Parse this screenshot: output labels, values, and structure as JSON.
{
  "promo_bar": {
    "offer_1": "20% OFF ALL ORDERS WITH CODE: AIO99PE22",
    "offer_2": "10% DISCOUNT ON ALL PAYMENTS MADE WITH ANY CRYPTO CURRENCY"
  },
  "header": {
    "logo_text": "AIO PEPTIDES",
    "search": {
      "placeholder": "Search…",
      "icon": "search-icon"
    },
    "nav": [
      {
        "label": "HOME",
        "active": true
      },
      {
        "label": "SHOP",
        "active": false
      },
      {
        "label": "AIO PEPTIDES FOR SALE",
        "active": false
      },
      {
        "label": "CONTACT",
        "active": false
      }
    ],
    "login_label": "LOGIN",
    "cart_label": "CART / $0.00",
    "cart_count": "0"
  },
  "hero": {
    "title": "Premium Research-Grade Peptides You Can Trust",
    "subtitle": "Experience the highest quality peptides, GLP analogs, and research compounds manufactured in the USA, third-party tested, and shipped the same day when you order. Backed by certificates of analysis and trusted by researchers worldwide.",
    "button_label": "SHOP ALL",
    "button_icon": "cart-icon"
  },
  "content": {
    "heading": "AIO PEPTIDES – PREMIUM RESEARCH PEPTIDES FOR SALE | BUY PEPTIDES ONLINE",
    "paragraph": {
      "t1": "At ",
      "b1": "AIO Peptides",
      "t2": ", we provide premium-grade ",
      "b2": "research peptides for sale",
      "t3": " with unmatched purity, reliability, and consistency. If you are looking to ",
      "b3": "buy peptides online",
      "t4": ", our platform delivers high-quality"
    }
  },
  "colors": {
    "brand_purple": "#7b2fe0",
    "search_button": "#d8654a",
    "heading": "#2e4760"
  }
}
=======
Keep every word the same. Retype all the material.

Parse this screenshot: output labels, values, and structure as JSON.
{
  "promo_bar": {
    "offer_1": "20% OFF ALL ORDERS WITH CODE: AIO99PE22",
    "offer_2": "10% DISCOUNT ON ALL PAYMENTS MADE WITH ANY CRYPTO CURRENCY"
  },
  "header": {
    "logo_text": "AIO PEPTIDES",
    "search": {
      "placeholder": "Search…",
      "icon": "search-icon"
    },
    "nav": [
      {
        "label": "HOME",
        "active": true
      },
      {
        "label": "SHOP",
        "active": false
      },
      {
        "label": "AIO PEPTIDES FOR SALE",
        "active": false
      },
      {
        "label": "CONTACT",
        "active": false
      }
    ],
    "login_label": "LOGIN",
    "cart_label": "CART / $0.00",
    "cart_count": "0"
  },
  "hero": {
    "title": "Premium Research-Grade Peptides You Can Trust",
    "subtitle": "Experience the highest quality peptides, GLP analogs, and research compounds manufactured in the USA, third-party tested, and shipped the same day when you order. Backed by certificates of analysis and trusted by researchers worldwide.",
    "button_label": "SHOP ALL",
    "button_icon": "cart-icon"
  },
  "content": {
    "heading": "AIO PEPTIDES – PREMIUM RESEARCH PEPTIDES FOR SALE | BUY PEPTIDES ONLINE",
    "paragraph": {
      "t1": "At ",
      "b1": "AIO Peptides",
      "t2": ", we provide premium-grade ",
      "b2": "research peptides for sale",
      "t3": " with unmatched purity, reliability, and consistency. If you are looking to ",
      "b3": "buy peptides online",
      "t4": ", our platform delivers high-quality"
    }
  },
  "colors": {
    "brand_purple": "#7b2fe0",
    "search_button": "#d8654a",
    "heading": "#2e4760"
  }
}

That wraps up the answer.